■ What is being asked
Check every line below for the word "structured" and copy the ones that have it.

■ Extracted records
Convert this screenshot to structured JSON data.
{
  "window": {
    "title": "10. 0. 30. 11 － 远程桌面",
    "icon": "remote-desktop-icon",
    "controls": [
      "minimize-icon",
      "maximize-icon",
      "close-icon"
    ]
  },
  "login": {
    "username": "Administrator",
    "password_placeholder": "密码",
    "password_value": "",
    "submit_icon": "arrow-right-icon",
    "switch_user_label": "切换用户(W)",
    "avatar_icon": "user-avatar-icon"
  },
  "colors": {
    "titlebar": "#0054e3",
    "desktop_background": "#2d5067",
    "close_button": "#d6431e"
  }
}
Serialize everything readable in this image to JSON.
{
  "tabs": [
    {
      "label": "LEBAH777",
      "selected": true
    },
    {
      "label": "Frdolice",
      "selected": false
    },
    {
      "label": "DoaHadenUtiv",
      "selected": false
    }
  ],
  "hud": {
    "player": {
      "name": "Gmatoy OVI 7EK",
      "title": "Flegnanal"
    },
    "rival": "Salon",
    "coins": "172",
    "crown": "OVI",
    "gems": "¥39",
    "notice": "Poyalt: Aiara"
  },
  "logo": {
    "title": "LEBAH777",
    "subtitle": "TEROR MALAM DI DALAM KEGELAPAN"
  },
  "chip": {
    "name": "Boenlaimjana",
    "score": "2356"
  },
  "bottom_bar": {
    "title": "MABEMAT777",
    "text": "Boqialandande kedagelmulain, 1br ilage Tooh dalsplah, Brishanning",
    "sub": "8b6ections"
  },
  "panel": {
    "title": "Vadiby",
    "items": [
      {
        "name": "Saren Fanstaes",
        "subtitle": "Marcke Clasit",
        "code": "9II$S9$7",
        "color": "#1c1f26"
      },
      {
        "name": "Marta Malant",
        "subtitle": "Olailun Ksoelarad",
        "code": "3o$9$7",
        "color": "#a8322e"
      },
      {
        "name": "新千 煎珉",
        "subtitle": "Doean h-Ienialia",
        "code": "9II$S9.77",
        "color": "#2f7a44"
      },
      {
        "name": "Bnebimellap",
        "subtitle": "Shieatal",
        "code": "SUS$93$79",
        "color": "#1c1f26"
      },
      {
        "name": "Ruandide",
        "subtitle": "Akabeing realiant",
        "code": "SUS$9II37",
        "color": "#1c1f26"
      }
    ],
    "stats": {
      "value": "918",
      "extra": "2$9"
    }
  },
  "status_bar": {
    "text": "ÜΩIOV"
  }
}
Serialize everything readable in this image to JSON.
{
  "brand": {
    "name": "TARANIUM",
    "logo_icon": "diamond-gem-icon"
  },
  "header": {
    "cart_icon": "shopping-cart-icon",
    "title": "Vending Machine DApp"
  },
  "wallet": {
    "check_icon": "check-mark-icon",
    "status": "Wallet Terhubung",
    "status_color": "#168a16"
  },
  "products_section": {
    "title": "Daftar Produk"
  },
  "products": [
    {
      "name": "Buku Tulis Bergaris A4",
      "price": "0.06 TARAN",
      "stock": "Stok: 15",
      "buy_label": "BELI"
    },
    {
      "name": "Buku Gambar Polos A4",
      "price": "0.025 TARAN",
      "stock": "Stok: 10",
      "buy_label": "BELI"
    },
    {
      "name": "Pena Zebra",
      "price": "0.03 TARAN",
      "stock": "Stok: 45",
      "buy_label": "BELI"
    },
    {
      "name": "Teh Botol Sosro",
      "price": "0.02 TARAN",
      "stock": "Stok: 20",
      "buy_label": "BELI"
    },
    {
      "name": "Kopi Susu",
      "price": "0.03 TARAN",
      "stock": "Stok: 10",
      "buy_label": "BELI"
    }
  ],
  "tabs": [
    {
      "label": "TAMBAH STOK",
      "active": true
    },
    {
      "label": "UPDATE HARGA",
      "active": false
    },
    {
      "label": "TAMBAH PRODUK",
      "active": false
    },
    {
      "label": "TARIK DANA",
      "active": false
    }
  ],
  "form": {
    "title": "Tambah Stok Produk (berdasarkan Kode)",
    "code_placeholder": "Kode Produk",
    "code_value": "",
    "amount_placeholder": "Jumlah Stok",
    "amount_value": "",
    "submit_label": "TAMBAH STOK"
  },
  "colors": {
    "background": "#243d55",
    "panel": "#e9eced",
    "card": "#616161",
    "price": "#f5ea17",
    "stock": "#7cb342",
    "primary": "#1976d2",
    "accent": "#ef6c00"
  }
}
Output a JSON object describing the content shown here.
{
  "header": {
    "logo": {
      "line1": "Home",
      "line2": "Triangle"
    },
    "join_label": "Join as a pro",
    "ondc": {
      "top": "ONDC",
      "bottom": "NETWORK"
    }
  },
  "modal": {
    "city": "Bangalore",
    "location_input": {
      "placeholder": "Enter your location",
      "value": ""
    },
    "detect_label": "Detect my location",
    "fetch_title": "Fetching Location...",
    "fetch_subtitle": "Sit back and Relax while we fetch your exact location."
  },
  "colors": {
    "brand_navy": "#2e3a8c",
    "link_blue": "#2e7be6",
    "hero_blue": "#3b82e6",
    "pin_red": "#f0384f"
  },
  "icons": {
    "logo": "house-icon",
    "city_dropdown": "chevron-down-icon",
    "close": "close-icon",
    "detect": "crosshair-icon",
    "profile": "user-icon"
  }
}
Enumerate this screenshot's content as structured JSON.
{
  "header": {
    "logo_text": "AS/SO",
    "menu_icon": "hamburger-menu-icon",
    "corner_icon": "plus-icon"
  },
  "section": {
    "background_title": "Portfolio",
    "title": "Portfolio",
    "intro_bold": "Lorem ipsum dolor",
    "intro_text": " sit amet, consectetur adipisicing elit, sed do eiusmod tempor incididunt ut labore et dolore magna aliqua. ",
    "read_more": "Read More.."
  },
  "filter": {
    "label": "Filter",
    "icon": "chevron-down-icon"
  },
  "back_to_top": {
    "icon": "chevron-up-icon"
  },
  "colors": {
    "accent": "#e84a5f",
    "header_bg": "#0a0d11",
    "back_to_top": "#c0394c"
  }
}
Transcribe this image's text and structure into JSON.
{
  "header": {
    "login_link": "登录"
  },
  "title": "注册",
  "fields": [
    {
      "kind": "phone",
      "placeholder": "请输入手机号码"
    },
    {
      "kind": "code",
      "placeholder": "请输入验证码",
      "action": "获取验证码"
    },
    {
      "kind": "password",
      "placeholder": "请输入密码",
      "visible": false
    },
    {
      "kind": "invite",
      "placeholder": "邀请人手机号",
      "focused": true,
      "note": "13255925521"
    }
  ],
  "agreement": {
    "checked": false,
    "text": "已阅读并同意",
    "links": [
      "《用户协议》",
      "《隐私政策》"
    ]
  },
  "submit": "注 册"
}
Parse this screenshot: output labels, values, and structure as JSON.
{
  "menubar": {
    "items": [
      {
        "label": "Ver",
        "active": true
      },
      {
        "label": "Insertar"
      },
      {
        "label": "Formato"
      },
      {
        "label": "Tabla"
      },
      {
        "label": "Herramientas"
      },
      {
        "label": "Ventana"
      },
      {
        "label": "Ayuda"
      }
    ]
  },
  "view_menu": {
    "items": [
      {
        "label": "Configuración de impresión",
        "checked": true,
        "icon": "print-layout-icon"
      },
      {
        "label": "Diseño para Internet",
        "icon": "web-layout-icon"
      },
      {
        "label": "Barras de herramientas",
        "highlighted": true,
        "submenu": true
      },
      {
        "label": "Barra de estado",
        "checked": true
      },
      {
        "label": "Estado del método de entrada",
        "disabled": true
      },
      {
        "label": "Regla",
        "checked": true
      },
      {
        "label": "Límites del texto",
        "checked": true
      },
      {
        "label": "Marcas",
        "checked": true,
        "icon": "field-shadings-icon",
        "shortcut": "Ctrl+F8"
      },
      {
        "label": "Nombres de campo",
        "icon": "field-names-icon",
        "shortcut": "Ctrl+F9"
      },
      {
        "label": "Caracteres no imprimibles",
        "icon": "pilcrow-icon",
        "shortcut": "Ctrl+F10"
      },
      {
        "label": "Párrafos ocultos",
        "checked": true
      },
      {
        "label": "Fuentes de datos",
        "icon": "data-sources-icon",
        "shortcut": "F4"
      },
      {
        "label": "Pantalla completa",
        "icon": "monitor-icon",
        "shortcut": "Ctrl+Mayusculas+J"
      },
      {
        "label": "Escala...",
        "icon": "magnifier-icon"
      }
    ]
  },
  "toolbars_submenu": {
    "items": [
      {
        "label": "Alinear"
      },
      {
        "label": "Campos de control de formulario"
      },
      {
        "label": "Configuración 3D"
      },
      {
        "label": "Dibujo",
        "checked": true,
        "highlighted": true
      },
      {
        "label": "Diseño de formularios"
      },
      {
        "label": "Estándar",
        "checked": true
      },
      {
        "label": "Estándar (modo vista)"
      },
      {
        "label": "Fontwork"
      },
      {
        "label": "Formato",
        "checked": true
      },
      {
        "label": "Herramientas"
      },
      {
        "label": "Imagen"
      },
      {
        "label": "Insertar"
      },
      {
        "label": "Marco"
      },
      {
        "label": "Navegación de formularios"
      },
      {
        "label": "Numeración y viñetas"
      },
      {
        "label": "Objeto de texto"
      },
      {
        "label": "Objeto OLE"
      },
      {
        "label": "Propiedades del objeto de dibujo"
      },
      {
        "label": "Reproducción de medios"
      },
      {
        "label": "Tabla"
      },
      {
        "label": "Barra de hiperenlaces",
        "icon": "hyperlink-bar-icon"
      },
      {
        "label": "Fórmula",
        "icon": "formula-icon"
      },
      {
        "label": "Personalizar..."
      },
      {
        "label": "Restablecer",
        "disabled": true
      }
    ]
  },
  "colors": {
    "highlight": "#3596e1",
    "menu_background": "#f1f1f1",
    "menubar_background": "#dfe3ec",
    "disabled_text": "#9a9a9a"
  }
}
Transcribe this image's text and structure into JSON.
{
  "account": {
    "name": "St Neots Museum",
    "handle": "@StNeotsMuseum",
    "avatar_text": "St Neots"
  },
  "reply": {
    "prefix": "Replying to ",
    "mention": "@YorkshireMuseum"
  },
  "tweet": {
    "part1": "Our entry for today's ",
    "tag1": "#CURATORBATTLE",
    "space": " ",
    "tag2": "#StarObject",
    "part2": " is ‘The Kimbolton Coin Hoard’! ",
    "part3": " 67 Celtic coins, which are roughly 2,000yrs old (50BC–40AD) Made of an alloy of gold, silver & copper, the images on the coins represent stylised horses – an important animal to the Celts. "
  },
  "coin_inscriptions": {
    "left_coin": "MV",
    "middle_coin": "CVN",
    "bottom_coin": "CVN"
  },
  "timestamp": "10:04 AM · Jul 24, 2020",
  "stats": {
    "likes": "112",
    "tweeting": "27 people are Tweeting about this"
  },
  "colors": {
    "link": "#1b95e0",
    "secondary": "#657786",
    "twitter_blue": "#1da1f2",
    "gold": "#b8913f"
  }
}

■ Exercise output
Convert this screenshot to structured JSON data.
Enumerate this screenshot's content as structured JSON.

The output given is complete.